* [Task requirements] Output every line of the listing below unchanged, in the same order.

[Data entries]
►

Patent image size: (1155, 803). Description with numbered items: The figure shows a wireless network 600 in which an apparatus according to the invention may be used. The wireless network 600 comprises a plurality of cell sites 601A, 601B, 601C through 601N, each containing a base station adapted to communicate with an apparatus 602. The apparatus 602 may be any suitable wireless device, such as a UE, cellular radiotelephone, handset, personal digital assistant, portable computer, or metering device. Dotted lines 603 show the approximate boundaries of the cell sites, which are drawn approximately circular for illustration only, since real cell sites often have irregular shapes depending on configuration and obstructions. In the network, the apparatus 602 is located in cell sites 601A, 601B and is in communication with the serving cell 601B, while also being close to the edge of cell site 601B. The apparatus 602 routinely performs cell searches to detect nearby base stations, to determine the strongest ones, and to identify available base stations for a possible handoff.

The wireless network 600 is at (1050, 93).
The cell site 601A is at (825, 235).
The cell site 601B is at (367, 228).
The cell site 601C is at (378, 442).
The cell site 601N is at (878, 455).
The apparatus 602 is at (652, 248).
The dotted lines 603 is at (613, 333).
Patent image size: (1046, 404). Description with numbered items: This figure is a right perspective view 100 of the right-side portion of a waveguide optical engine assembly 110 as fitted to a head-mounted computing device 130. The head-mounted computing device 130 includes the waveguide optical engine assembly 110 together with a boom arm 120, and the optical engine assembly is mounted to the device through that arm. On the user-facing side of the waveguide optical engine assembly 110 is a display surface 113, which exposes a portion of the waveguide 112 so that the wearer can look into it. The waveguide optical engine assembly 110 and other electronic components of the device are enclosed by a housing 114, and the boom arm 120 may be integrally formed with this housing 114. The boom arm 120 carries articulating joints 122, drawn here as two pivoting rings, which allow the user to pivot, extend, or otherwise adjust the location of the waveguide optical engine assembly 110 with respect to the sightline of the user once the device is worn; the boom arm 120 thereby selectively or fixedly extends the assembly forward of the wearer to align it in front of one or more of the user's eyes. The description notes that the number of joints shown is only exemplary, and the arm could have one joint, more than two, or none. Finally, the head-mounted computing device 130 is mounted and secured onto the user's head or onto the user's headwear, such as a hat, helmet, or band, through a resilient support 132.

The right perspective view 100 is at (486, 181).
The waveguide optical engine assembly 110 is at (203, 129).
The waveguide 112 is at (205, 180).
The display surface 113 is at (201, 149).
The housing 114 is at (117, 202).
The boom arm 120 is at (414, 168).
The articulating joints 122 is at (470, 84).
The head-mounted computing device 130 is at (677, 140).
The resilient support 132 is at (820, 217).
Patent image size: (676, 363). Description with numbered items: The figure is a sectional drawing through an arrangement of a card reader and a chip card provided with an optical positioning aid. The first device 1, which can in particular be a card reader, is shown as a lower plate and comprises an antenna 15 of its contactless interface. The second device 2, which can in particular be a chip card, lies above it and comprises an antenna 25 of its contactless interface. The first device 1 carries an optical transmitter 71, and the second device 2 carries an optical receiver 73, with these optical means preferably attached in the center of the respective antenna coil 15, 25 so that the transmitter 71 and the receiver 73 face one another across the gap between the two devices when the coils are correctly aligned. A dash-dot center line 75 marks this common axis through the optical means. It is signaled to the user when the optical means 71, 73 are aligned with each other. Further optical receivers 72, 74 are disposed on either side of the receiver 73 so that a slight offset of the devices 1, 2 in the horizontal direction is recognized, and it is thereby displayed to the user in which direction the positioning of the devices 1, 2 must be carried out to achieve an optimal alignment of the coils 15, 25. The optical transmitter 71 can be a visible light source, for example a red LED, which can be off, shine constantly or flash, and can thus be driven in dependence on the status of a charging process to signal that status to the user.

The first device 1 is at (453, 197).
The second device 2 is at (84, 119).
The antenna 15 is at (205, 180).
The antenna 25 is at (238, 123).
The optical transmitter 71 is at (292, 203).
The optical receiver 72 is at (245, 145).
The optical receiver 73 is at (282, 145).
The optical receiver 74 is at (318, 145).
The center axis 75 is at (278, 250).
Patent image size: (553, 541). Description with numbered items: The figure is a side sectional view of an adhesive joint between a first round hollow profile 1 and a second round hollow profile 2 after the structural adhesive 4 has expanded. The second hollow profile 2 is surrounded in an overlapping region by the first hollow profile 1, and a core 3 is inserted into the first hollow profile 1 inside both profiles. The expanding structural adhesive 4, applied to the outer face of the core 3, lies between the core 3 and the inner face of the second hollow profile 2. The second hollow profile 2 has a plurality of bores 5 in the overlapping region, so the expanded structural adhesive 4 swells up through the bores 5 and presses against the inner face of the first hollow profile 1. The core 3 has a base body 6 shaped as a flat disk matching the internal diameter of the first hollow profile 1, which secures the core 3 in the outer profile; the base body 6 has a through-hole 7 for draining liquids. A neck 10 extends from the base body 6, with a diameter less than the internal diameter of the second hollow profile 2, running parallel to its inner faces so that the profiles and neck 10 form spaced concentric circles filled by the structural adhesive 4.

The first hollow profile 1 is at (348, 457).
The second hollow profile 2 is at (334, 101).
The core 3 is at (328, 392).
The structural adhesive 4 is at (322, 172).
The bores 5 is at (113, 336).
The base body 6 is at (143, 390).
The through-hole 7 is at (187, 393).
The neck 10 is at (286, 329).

◄

* [Solution for this exercise]
Patent image size: (1155, 803). Description with numbered items: The figure shows a wireless network 600 in which an apparatus according to the invention may be used. The wireless network 600 comprises a plurality of cell sites 601A, 601B, 601C through 601N, each containing a base station adapted to communicate with an apparatus 602. The apparatus 602 may be any suitable wireless device, such as a UE, cellular radiotelephone, handset, personal digital assistant, portable computer, or metering device. Dotted lines 603 show the approximate boundaries of the cell sites, which are drawn approximately circular for illustration only, since real cell sites often have irregular shapes depending on configuration and obstructions. In the network, the apparatus 602 is located in cell sites 601A, 601B and is in communication with the serving cell 601B, while also being close to the edge of cell site 601B. The apparatus 602 routinely performs cell searches to detect nearby base stations, to determine the strongest ones, and to identify available base stations for a possible handoff.

The wireless network 600 is at (1050, 93).
The cell site 601A is at (825, 235).
The cell site 601B is at (367, 228).
The cell site 601C is at (378, 442).
The cell site 601N is at (878, 455).
The apparatus 602 is at (652, 248).
The dotted lines 603 is at (613, 333).
Patent image size: (1046, 404). Description with numbered items: This figure is a right perspective view 100 of the right-side portion of a waveguide optical engine assembly 110 as fitted to a head-mounted computing device 130. The head-mounted computing device 130 includes the waveguide optical engine assembly 110 together with a boom arm 120, and the optical engine assembly is mounted to the device through that arm. On the user-facing side of the waveguide optical engine assembly 110 is a display surface 113, which exposes a portion of the waveguide 112 so that the wearer can look into it. The waveguide optical engine assembly 110 and other electronic components of the device are enclosed by a housing 114, and the boom arm 120 may be integrally formed with this housing 114. The boom arm 120 carries articulating joints 122, drawn here as two pivoting rings, which allow the user to pivot, extend, or otherwise adjust the location of the waveguide optical engine assembly 110 with respect to the sightline of the user once the device is worn; the boom arm 120 thereby selectively or fixedly extends the assembly forward of the wearer to align it in front of one or more of the user's eyes. The description notes that the number of joints shown is only exemplary, and the arm could have one joint, more than two, or none. Finally, the head-mounted computing device 130 is mounted and secured onto the user's head or onto the user's headwear, such as a hat, helmet, or band, through a resilient support 132.

The right perspective view 100 is at (486, 181).
The waveguide optical engine assembly 110 is at (203, 129).
The waveguide 112 is at (205, 180).
The display surface 113 is at (201, 149).
The housing 114 is at (117, 202).
The boom arm 120 is at (414, 168).
The articulating joints 122 is at (470, 84).
The head-mounted computing device 130 is at (677, 140).
The resilient support 132 is at (820, 217).
Patent image size: (676, 363). Description with numbered items: The figure is a sectional drawing through an arrangement of a card reader and a chip card provided with an optical positioning aid. The first device 1, which can in particular be a card reader, is shown as a lower plate and comprises an antenna 15 of its contactless interface. The second device 2, which can in particular be a chip card, lies above it and comprises an antenna 25 of its contactless interface. The first device 1 carries an optical transmitter 71, and the second device 2 carries an optical receiver 73, with these optical means preferably attached in the center of the respective antenna coil 15, 25 so that the transmitter 71 and the receiver 73 face one another across the gap between the two devices when the coils are correctly aligned. A dash-dot center line 75 marks this common axis through the optical means. It is signaled to the user when the optical means 71, 73 are aligned with each other. Further optical receivers 72, 74 are disposed on either side of the receiver 73 so that a slight offset of the devices 1, 2 in the horizontal direction is recognized, and it is thereby displayed to the user in which direction the positioning of the devices 1, 2 must be carried out to achieve an optimal alignment of the coils 15, 25. The optical transmitter 71 can be a visible light source, for example a red LED, which can be off, shine constantly or flash, and can thus be driven in dependence on the status of a charging process to signal that status to the user.

The first device 1 is at (453, 197).
The second device 2 is at (84, 119).
The antenna 15 is at (205, 180).
The antenna 25 is at (238, 123).
The optical transmitter 71 is at (292, 203).
The optical receiver 72 is at (245, 145).
The optical receiver 73 is at (282, 145).
The optical receiver 74 is at (318, 145).
The center axis 75 is at (278, 250).
Patent image size: (553, 541). Description with numbered items: The figure is a side sectional view of an adhesive joint between a first round hollow profile 1 and a second round hollow profile 2 after the structural adhesive 4 has expanded. The second hollow profile 2 is surrounded in an overlapping region by the first hollow profile 1, and a core 3 is inserted into the first hollow profile 1 inside both profiles. The expanding structural adhesive 4, applied to the outer face of the core 3, lies between the core 3 and the inner face of the second hollow profile 2. The second hollow profile 2 has a plurality of bores 5 in the overlapping region, so the expanded structural adhesive 4 swells up through the bores 5 and presses against the inner face of the first hollow profile 1. The core 3 has a base body 6 shaped as a flat disk matching the internal diameter of the first hollow profile 1, which secures the core 3 in the outer profile; the base body 6 has a through-hole 7 for draining liquids. A neck 10 extends from the base body 6, with a diameter less than the internal diameter of the second hollow profile 2, running parallel to its inner faces so that the profiles and neck 10 form spaced concentric circles filled by the structural adhesive 4.

The first hollow profile 1 is at (348, 457).
The second hollow profile 2 is at (334, 101).
The core 3 is at (328, 392).
The structural adhesive 4 is at (322, 172).
The bores 5 is at (113, 336).
The base body 6 is at (143, 390).
The through-hole 7 is at (187, 393).
The neck 10 is at (286, 329).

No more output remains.